* **Exercise details**: Without including any picture, transcribe the entries below word for word.

* **Recorded data**:
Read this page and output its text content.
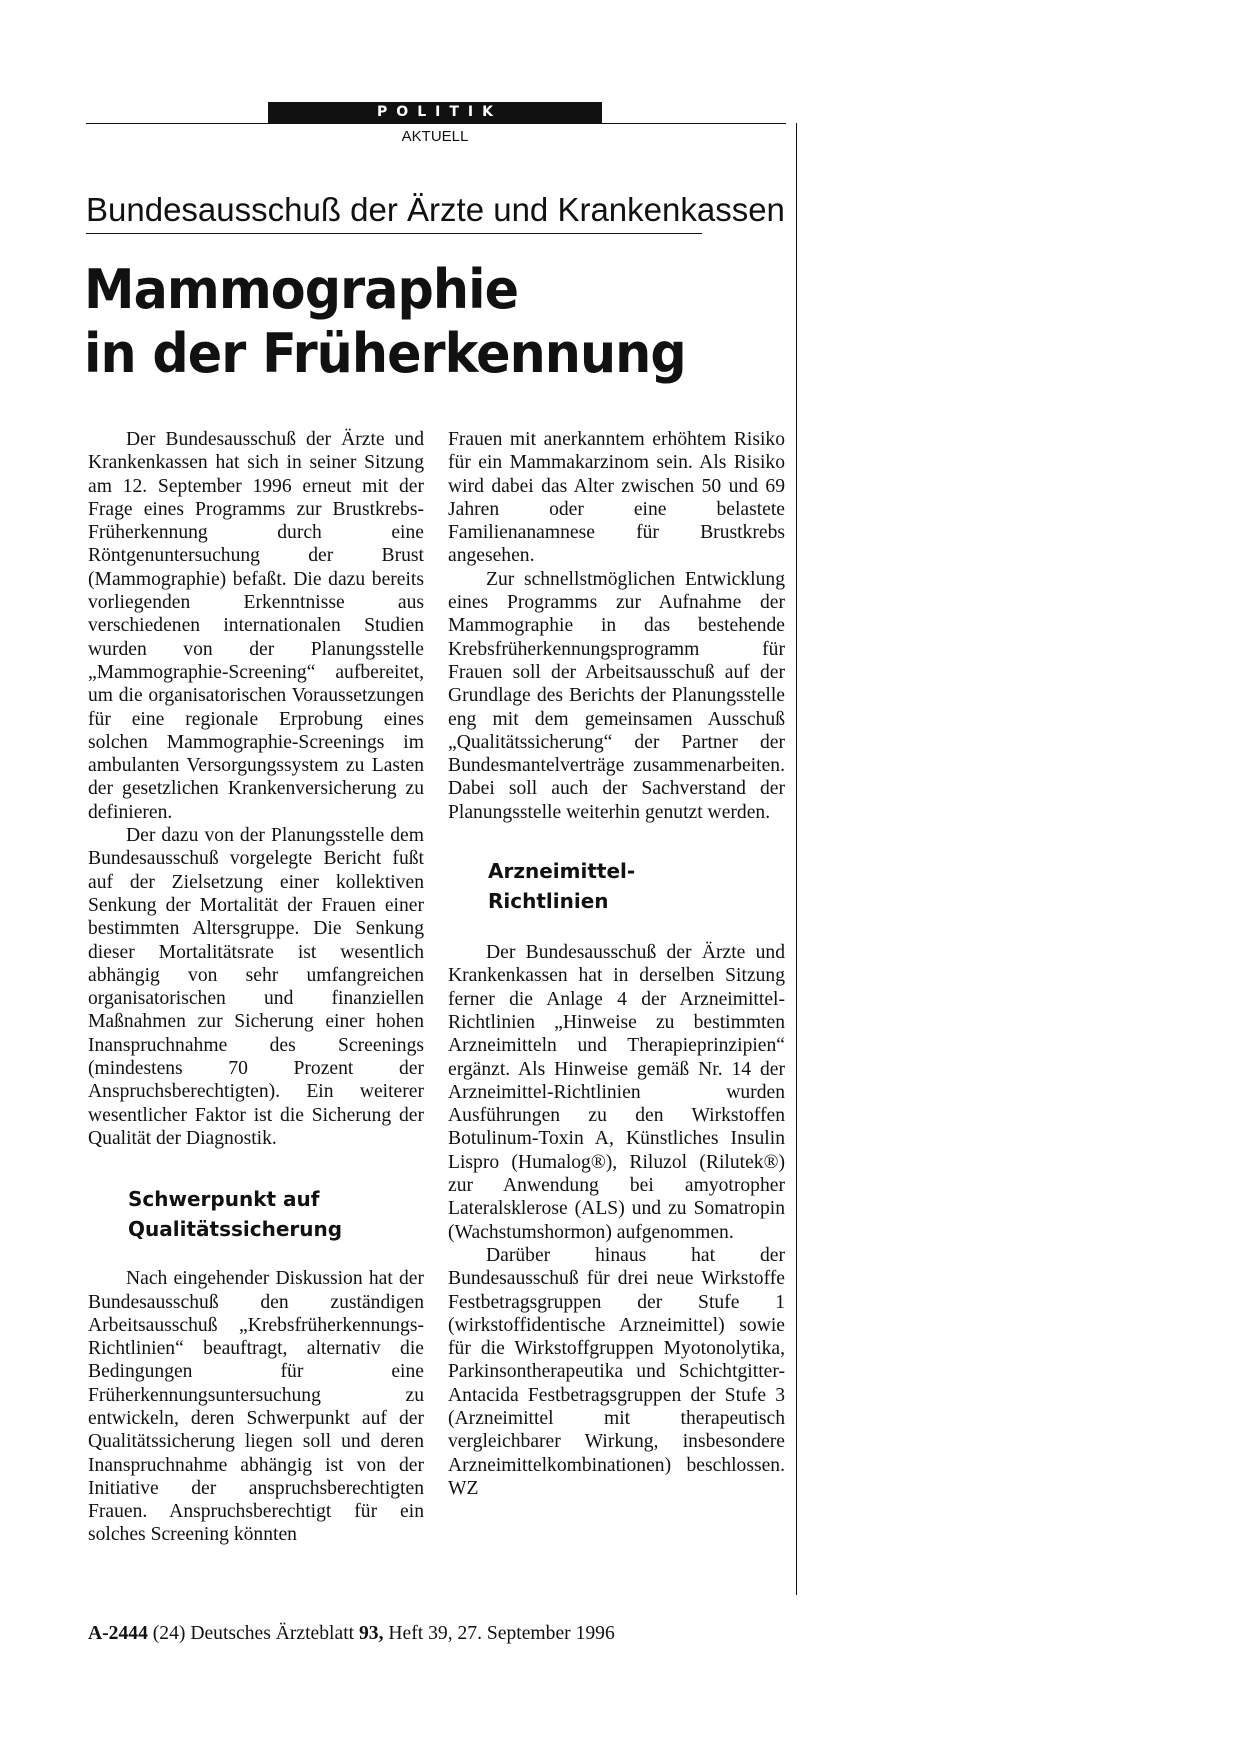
POLITIK
AKTUELL
Bundesausschuß der Ärzte und Krankenkassen
Mammographie
in der Früherkennung

Der Bundesausschuß der Ärzte und Krankenkassen hat sich in seiner Sitzung am 12. September 1996 erneut mit der Frage eines Programms zur Brustkrebs-Früherkennung durch eine Röntgenuntersuchung der Brust (Mammographie) befaßt. Die dazu bereits vorliegenden Erkenntnisse aus verschiedenen internationalen Studien wurden von der Planungsstelle „Mammographie-Screening“ aufbereitet, um die organisatorischen Voraussetzungen für eine regionale Erprobung eines solchen Mammographie-Screenings im ambulanten Versorgungssystem zu Lasten der gesetzlichen Krankenversicherung zu definieren.

Der dazu von der Planungsstelle dem Bundesausschuß vorgelegte Bericht fußt auf der Zielsetzung einer kollektiven Senkung der Mortalität der Frauen einer bestimmten Altersgruppe. Die Senkung dieser Mortalitätsrate ist wesentlich abhängig von sehr umfangreichen organisatorischen und finanziellen Maßnahmen zur Sicherung einer hohen Inanspruchnahme des Screenings (mindestens 70 Prozent der Anspruchsberechtigten). Ein weiterer wesentlicher Faktor ist die Sicherung der Qualität der Diagnostik.

Schwerpunkt auf
Qualitätssicherung

Nach eingehender Diskussion hat der Bundesausschuß den zuständigen Arbeitsausschuß „Krebsfrüherkennungs-Richtlinien“ beauftragt, alternativ die Bedingungen für eine Früherkennungsuntersuchung zu entwickeln, deren Schwerpunkt auf der Qualitätssicherung liegen soll und deren Inanspruchnahme abhängig ist von der Initiative der anspruchsberechtigten Frauen. Anspruchsberechtigt für ein solches Screening könnten

Frauen mit anerkanntem erhöhtem Risiko für ein Mammakarzinom sein. Als Risiko wird dabei das Alter zwischen 50 und 69 Jahren oder eine belastete Familienanamnese für Brustkrebs angesehen.

Zur schnellstmöglichen Entwicklung eines Programms zur Aufnahme der Mammographie in das bestehende Krebsfrüherkennungsprogramm für Frauen soll der Arbeitsausschuß auf der Grundlage des Berichts der Planungsstelle eng mit dem gemeinsamen Ausschuß „Qualitätssicherung“ der Partner der Bundesmantelverträge zusammenarbeiten. Dabei soll auch der Sachverstand der Planungsstelle weiterhin genutzt werden.

Arzneimittel-
Richtlinien

Der Bundesausschuß der Ärzte und Krankenkassen hat in derselben Sitzung ferner die Anlage 4 der Arzneimittel-Richtlinien „Hinweise zu bestimmten Arzneimitteln und Therapieprinzipien“ ergänzt. Als Hinweise gemäß Nr. 14 der Arzneimittel-Richtlinien wurden Ausführungen zu den Wirkstoffen Botulinum-Toxin A, Künstliches Insulin Lispro (Humalog®), Riluzol (Rilutek®) zur Anwendung bei amyotropher Lateralsklerose (ALS) und zu Somatropin (Wachstumshormon) aufgenommen.

Darüber hinaus hat der Bundesausschuß für drei neue Wirkstoffe Festbetragsgruppen der Stufe 1 (wirkstoffidentische Arzneimittel) sowie für die Wirkstoffgruppen Myotonolytika, Parkinsontherapeutika und Schichtgitter-Antacida Festbetragsgruppen der Stufe 3 (Arzneimittel mit therapeutisch vergleichbarer Wirkung, insbesondere Arzneimittelkombinationen) beschlossen. WZ

A-2444 (24) Deutsches Ärzteblatt 93, Heft 39, 27. September 1996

* **Output for this exercise**:
Read this page and output its text content.
POLITIK
AKTUELL
Bundesausschuß der Ärzte und Krankenkassen
Mammographie
in der Früherkennung

Der Bundesausschuß der Ärzte und Krankenkassen hat sich in seiner Sitzung am 12. September 1996 erneut mit der Frage eines Programms zur Brustkrebs-Früherkennung durch eine Röntgenuntersuchung der Brust (Mammographie) befaßt. Die dazu bereits vorliegenden Erkenntnisse aus verschiedenen internationalen Studien wurden von der Planungsstelle „Mammographie-Screening“ aufbereitet, um die organisatorischen Voraussetzungen für eine regionale Erprobung eines solchen Mammographie-Screenings im ambulanten Versorgungssystem zu Lasten der gesetzlichen Krankenversicherung zu definieren.

Der dazu von der Planungsstelle dem Bundesausschuß vorgelegte Bericht fußt auf der Zielsetzung einer kollektiven Senkung der Mortalität der Frauen einer bestimmten Altersgruppe. Die Senkung dieser Mortalitätsrate ist wesentlich abhängig von sehr umfangreichen organisatorischen und finanziellen Maßnahmen zur Sicherung einer hohen Inanspruchnahme des Screenings (mindestens 70 Prozent der Anspruchsberechtigten). Ein weiterer wesentlicher Faktor ist die Sicherung der Qualität der Diagnostik.

Schwerpunkt auf
Qualitätssicherung

Nach eingehender Diskussion hat der Bundesausschuß den zuständigen Arbeitsausschuß „Krebsfrüherkennungs-Richtlinien“ beauftragt, alternativ die Bedingungen für eine Früherkennungsuntersuchung zu entwickeln, deren Schwerpunkt auf der Qualitätssicherung liegen soll und deren Inanspruchnahme abhängig ist von der Initiative der anspruchsberechtigten Frauen. Anspruchsberechtigt für ein solches Screening könnten

Frauen mit anerkanntem erhöhtem Risiko für ein Mammakarzinom sein. Als Risiko wird dabei das Alter zwischen 50 und 69 Jahren oder eine belastete Familienanamnese für Brustkrebs angesehen.

Zur schnellstmöglichen Entwicklung eines Programms zur Aufnahme der Mammographie in das bestehende Krebsfrüherkennungsprogramm für Frauen soll der Arbeitsausschuß auf der Grundlage des Berichts der Planungsstelle eng mit dem gemeinsamen Ausschuß „Qualitätssicherung“ der Partner der Bundesmantelverträge zusammenarbeiten. Dabei soll auch der Sachverstand der Planungsstelle weiterhin genutzt werden.

Arzneimittel-
Richtlinien

Der Bundesausschuß der Ärzte und Krankenkassen hat in derselben Sitzung ferner die Anlage 4 der Arzneimittel-Richtlinien „Hinweise zu bestimmten Arzneimitteln und Therapieprinzipien“ ergänzt. Als Hinweise gemäß Nr. 14 der Arzneimittel-Richtlinien wurden Ausführungen zu den Wirkstoffen Botulinum-Toxin A, Künstliches Insulin Lispro (Humalog®), Riluzol (Rilutek®) zur Anwendung bei amyotropher Lateralsklerose (ALS) und zu Somatropin (Wachstumshormon) aufgenommen.

Darüber hinaus hat der Bundesausschuß für drei neue Wirkstoffe Festbetragsgruppen der Stufe 1 (wirkstoffidentische Arzneimittel) sowie für die Wirkstoffgruppen Myotonolytika, Parkinsontherapeutika und Schichtgitter-Antacida Festbetragsgruppen der Stufe 3 (Arzneimittel mit therapeutisch vergleichbarer Wirkung, insbesondere Arzneimittelkombinationen) beschlossen. WZ

A-2444 (24) Deutsches Ärzteblatt 93, Heft 39, 27. September 1996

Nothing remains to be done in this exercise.